(Saved entries)
%%
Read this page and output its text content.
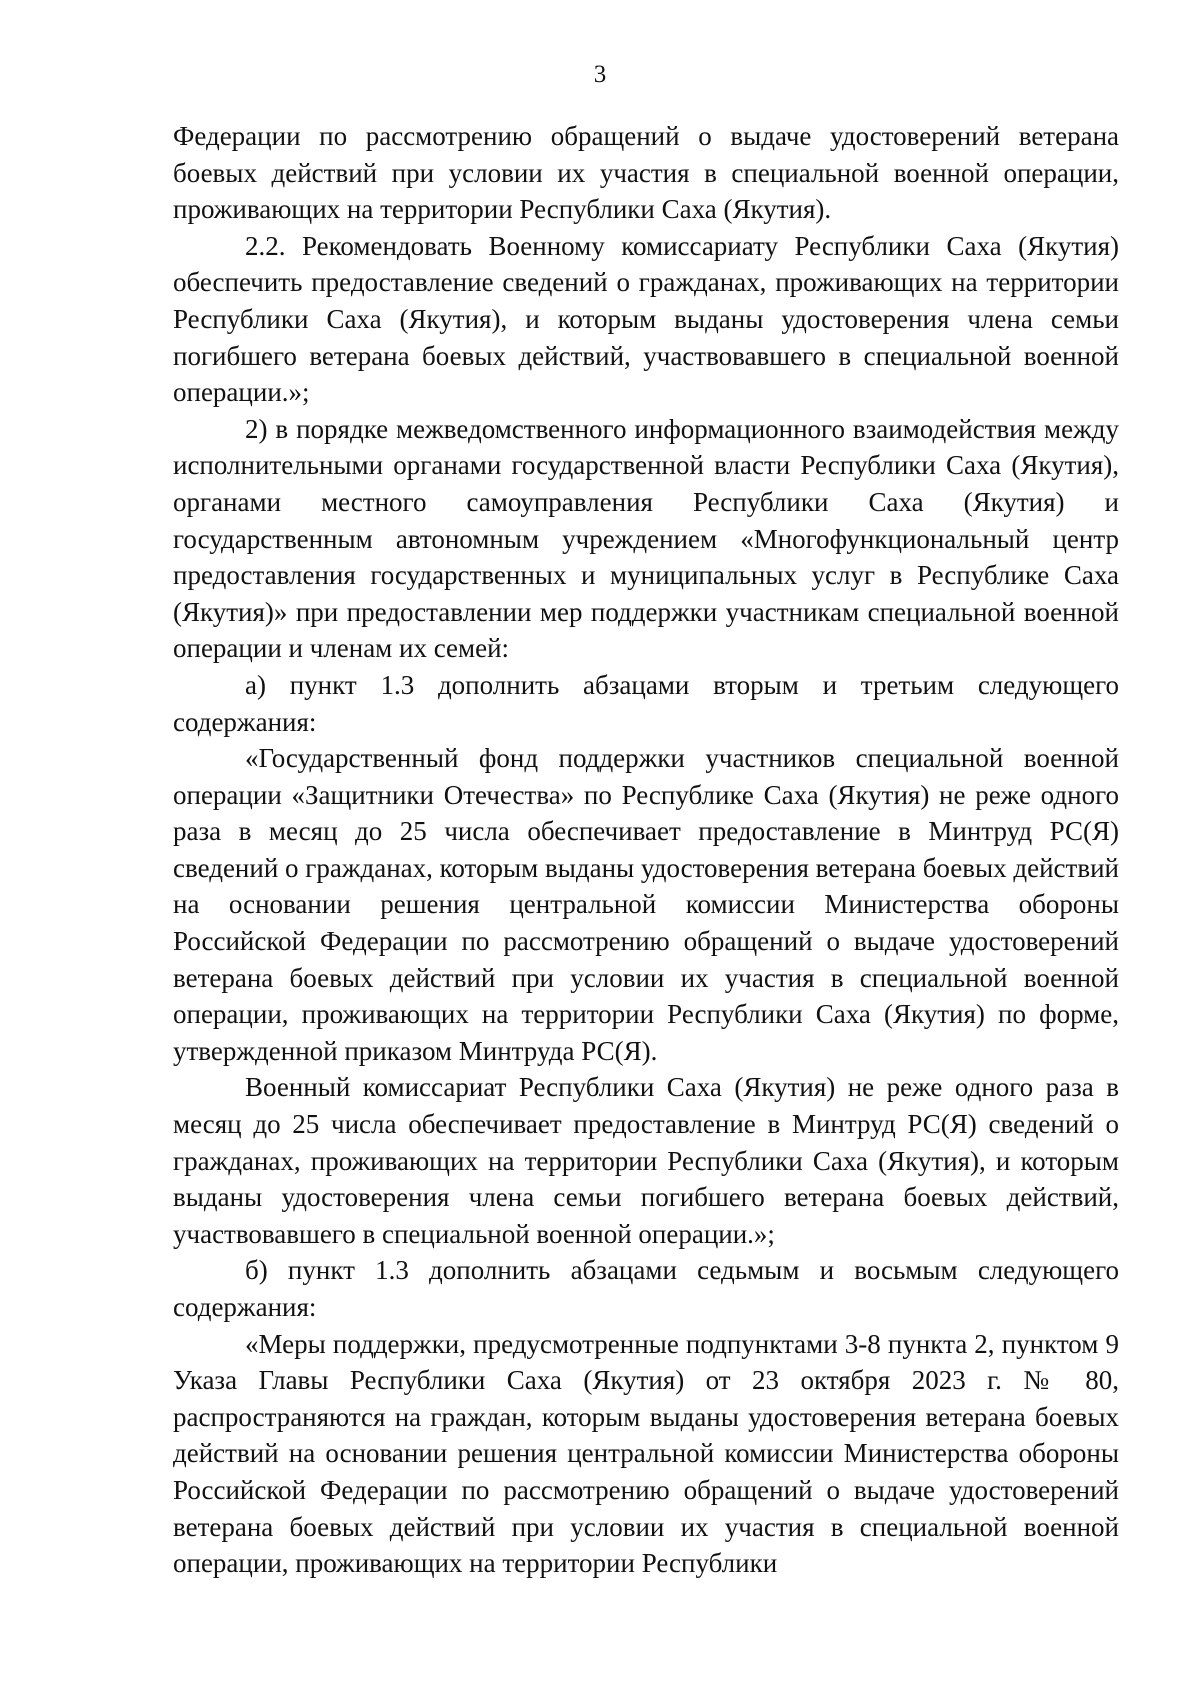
3

Федерации по рассмотрению обращений о выдаче удостоверений ветерана боевых действий при условии их участия в специальной военной операции, проживающих на территории Республики Саха (Якутия).

2.2. Рекомендовать Военному комиссариату Республики Саха (Якутия) обеспечить предоставление сведений о гражданах, проживающих на территории Республики Саха (Якутия), и которым выданы удостоверения члена семьи погибшего ветерана боевых действий, участвовавшего в специальной военной операции.»;

2) в порядке межведомственного информационного взаимодействия между исполнительными органами государственной власти Республики Саха (Якутия), органами местного самоуправления Республики Саха (Якутия) и государственным автономным учреждением «Многофункциональный центр предоставления государственных и муниципальных услуг в Республике Саха (Якутия)» при предоставлении мер поддержки участникам специальной военной операции и членам их семей:

а) пункт 1.3 дополнить абзацами вторым и третьим следующего содержания:

«Государственный фонд поддержки участников специальной военной операции «Защитники Отечества» по Республике Саха (Якутия) не реже одного раза в месяц до 25 числа обеспечивает предоставление в Минтруд РС(Я) сведений о гражданах, которым выданы удостоверения ветерана боевых действий на основании решения центральной комиссии Министерства обороны Российской Федерации по рассмотрению обращений о выдаче удостоверений ветерана боевых действий при условии их участия в специальной военной операции, проживающих на территории Республики Саха (Якутия) по форме, утвержденной приказом Минтруда РС(Я).

Военный комиссариат Республики Саха (Якутия) не реже одного раза в месяц до 25 числа обеспечивает предоставление в Минтруд РС(Я) сведений о гражданах, проживающих на территории Республики Саха (Якутия), и которым выданы удостоверения члена семьи погибшего ветерана боевых действий, участвовавшего в специальной военной операции.»;

б) пункт 1.3 дополнить абзацами седьмым и восьмым следующего содержания:

«Меры поддержки, предусмотренные подпунктами 3-8 пункта 2, пунктом 9 Указа Главы Республики Саха (Якутия) от 23 октября 2023 г. № 80, распространяются на граждан, которым выданы удостоверения ветерана боевых действий на основании решения центральной комиссии Министерства обороны Российской Федерации по рассмотрению обращений о выдаче удостоверений ветерана боевых действий при условии их участия в специальной военной операции, проживающих на территории Республики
%%
## Objective
Exact duplication of all the records is required; pictures are omitted from the copy.

## Worked answer
Read this page and output its text content.
3

Федерации по рассмотрению обращений о выдаче удостоверений ветерана боевых действий при условии их участия в специальной военной операции, проживающих на территории Республики Саха (Якутия).

2.2. Рекомендовать Военному комиссариату Республики Саха (Якутия) обеспечить предоставление сведений о гражданах, проживающих на территории Республики Саха (Якутия), и которым выданы удостоверения члена семьи погибшего ветерана боевых действий, участвовавшего в специальной военной операции.»;

2) в порядке межведомственного информационного взаимодействия между исполнительными органами государственной власти Республики Саха (Якутия), органами местного самоуправления Республики Саха (Якутия) и государственным автономным учреждением «Многофункциональный центр предоставления государственных и муниципальных услуг в Республике Саха (Якутия)» при предоставлении мер поддержки участникам специальной военной операции и членам их семей:

а) пункт 1.3 дополнить абзацами вторым и третьим следующего содержания:

«Государственный фонд поддержки участников специальной военной операции «Защитники Отечества» по Республике Саха (Якутия) не реже одного раза в месяц до 25 числа обеспечивает предоставление в Минтруд РС(Я) сведений о гражданах, которым выданы удостоверения ветерана боевых действий на основании решения центральной комиссии Министерства обороны Российской Федерации по рассмотрению обращений о выдаче удостоверений ветерана боевых действий при условии их участия в специальной военной операции, проживающих на территории Республики Саха (Якутия) по форме, утвержденной приказом Минтруда РС(Я).

Военный комиссариат Республики Саха (Якутия) не реже одного раза в месяц до 25 числа обеспечивает предоставление в Минтруд РС(Я) сведений о гражданах, проживающих на территории Республики Саха (Якутия), и которым выданы удостоверения члена семьи погибшего ветерана боевых действий, участвовавшего в специальной военной операции.»;

б) пункт 1.3 дополнить абзацами седьмым и восьмым следующего содержания:

«Меры поддержки, предусмотренные подпунктами 3-8 пункта 2, пунктом 9 Указа Главы Республики Саха (Якутия) от 23 октября 2023 г. № 80, распространяются на граждан, которым выданы удостоверения ветерана боевых действий на основании решения центральной комиссии Министерства обороны Российской Федерации по рассмотрению обращений о выдаче удостоверений ветерана боевых действий при условии их участия в специальной военной операции, проживающих на территории Республики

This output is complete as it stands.